- _WRITTEN INSTRUCTION_:
Locate each line holding the string "системы" and copy it.

'''

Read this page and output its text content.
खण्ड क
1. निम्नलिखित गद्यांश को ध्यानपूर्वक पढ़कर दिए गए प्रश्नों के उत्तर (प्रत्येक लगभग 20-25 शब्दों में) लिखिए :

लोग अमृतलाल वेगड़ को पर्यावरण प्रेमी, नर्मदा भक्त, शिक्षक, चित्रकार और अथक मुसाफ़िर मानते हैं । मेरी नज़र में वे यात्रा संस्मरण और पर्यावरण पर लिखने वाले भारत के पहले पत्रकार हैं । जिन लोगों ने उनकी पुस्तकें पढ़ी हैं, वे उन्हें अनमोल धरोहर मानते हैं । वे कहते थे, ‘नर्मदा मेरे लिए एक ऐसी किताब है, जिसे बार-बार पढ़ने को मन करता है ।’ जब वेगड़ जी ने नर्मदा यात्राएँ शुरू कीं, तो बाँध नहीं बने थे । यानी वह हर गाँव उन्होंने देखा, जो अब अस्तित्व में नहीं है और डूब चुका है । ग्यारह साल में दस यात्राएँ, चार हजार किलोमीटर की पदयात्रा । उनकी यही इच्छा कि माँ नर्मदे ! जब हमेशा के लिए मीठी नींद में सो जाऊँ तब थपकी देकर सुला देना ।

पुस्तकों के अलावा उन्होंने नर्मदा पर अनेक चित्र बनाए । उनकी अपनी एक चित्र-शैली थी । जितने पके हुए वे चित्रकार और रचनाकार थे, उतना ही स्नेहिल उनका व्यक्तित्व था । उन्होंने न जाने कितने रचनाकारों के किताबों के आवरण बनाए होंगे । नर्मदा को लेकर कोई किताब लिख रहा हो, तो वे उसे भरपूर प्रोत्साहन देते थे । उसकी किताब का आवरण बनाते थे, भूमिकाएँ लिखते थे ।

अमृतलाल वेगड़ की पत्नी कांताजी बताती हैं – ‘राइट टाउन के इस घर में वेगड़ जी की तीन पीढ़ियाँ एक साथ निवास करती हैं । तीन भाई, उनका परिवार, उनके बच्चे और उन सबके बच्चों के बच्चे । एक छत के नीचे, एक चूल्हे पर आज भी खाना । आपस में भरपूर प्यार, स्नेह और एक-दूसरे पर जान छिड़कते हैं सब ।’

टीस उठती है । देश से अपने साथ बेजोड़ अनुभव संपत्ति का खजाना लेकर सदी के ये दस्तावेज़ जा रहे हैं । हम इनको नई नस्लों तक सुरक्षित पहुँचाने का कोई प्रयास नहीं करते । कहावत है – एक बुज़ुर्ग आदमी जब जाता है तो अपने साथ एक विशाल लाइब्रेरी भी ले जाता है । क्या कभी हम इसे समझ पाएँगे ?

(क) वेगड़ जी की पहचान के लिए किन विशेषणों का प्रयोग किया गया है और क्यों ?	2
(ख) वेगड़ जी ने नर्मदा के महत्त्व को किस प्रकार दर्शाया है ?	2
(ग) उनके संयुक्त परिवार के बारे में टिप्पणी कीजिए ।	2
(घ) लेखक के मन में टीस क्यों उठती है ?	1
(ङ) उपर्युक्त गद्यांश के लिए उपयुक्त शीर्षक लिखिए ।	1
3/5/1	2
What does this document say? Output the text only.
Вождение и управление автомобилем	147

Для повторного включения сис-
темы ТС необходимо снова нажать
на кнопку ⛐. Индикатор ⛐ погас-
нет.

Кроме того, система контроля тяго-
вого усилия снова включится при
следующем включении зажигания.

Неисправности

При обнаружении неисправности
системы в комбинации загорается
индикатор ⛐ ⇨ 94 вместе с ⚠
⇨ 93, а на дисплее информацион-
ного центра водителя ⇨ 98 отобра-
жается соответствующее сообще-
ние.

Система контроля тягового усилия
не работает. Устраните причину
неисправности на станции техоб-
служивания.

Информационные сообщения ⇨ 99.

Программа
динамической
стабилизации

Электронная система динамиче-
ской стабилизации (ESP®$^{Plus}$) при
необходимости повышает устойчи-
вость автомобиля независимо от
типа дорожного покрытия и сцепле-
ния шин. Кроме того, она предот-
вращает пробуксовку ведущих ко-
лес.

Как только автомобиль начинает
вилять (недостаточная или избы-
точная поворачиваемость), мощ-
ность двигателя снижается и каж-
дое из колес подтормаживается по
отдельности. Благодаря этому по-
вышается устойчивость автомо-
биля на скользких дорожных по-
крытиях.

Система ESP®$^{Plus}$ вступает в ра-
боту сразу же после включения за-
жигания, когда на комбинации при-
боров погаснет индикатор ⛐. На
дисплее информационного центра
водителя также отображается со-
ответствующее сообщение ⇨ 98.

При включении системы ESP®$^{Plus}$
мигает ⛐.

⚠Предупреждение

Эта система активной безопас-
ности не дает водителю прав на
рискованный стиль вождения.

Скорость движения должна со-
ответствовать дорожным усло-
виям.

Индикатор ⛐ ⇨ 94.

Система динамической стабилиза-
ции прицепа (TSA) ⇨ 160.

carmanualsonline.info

'''

- _ANSWER_:
системы в комбинации загорается
При включении системы ESP®$^{Plus}$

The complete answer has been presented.